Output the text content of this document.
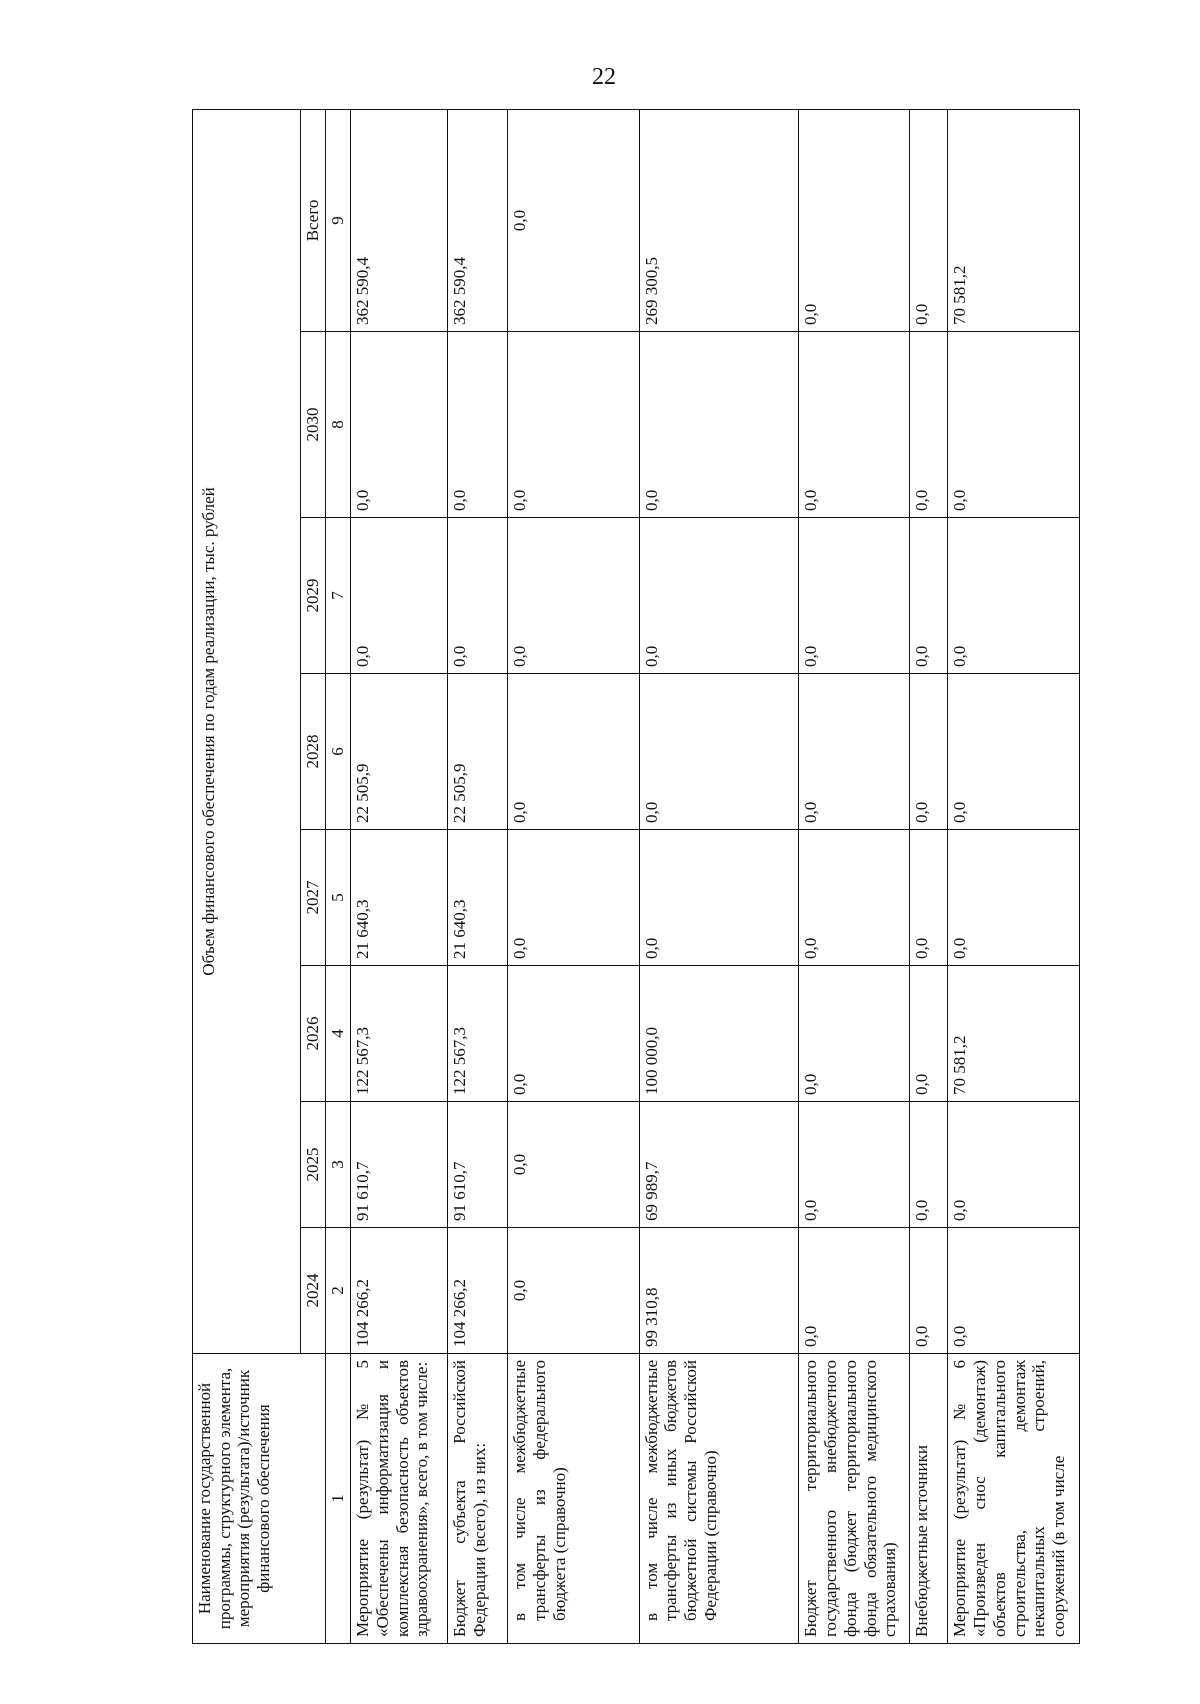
22
Наименование государственной программы, структурного элемента, мероприятия (результата)/источник финансового обеспечения	Объем финансового обеспечения по годам реализации, тыс. рублей							
	2024	2025	2026	2027	2028	2029	2030	Всего
1	2	3	4	5	6	7	8	9
Мероприятие (результат) № 5 «Обеспечены информатизация и комплексная безопасность объектов здравоохранения», всего, в том числе:	104 266,2	91 610,7	122 567,3	21 640,3	22 505,9	0,0	0,0	362 590,4
Бюджет субъекта Российской Федерации (всего), из них:	104 266,2	91 610,7	122 567,3	21 640,3	22 505,9	0,0	0,0	362 590,4
в том числе межбюджетные трансферты из федерального бюджета (справочно)	0,0	0,0	0,0	0,0	0,0	0,0	0,0	0,0
в том числе межбюджетные трансферты из иных бюджетов бюджетной системы Российской Федерации (справочно)	99 310,8	69 989,7	100 000,0	0,0	0,0	0,0	0,0	269 300,5
Бюджет территориального государственного внебюджетного фонда (бюджет территориального фонда обязательного медицинского страхования)	0,0	0,0	0,0	0,0	0,0	0,0	0,0	0,0
Внебюджетные источники	0,0	0,0	0,0	0,0	0,0	0,0	0,0	0,0
Мероприятие (результат) № 6 «Произведен снос (демонтаж) объектов капитального строительства, демонтаж некапитальных строений, сооружений (в том числе	0,0	0,0	70 581,2	0,0	0,0	0,0	0,0	70 581,2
※ ※ ※
• **DESCRIPTION OF THE TASK**
Omit each picture, then return all of the listing exactly as it stands.

• **THE COMPLETED TASK**
Output the text content of this document.
22
Наименование государственной программы, структурного элемента, мероприятия (результата)/источник финансового обеспечения	Объем финансового обеспечения по годам реализации, тыс. рублей							
	2024	2025	2026	2027	2028	2029	2030	Всего
1	2	3	4	5	6	7	8	9
Мероприятие (результат) № 5 «Обеспечены информатизация и комплексная безопасность объектов здравоохранения», всего, в том числе:	104 266,2	91 610,7	122 567,3	21 640,3	22 505,9	0,0	0,0	362 590,4
Бюджет субъекта Российской Федерации (всего), из них:	104 266,2	91 610,7	122 567,3	21 640,3	22 505,9	0,0	0,0	362 590,4
в том числе межбюджетные трансферты из федерального бюджета (справочно)	0,0	0,0	0,0	0,0	0,0	0,0	0,0	0,0
в том числе межбюджетные трансферты из иных бюджетов бюджетной системы Российской Федерации (справочно)	99 310,8	69 989,7	100 000,0	0,0	0,0	0,0	0,0	269 300,5
Бюджет территориального государственного внебюджетного фонда (бюджет территориального фонда обязательного медицинского страхования)	0,0	0,0	0,0	0,0	0,0	0,0	0,0	0,0
Внебюджетные источники	0,0	0,0	0,0	0,0	0,0	0,0	0,0	0,0
Мероприятие (результат) № 6 «Произведен снос (демонтаж) объектов капитального строительства, демонтаж некапитальных строений, сооружений (в том числе	0,0	0,0	70 581,2	0,0	0,0	0,0	0,0	70 581,2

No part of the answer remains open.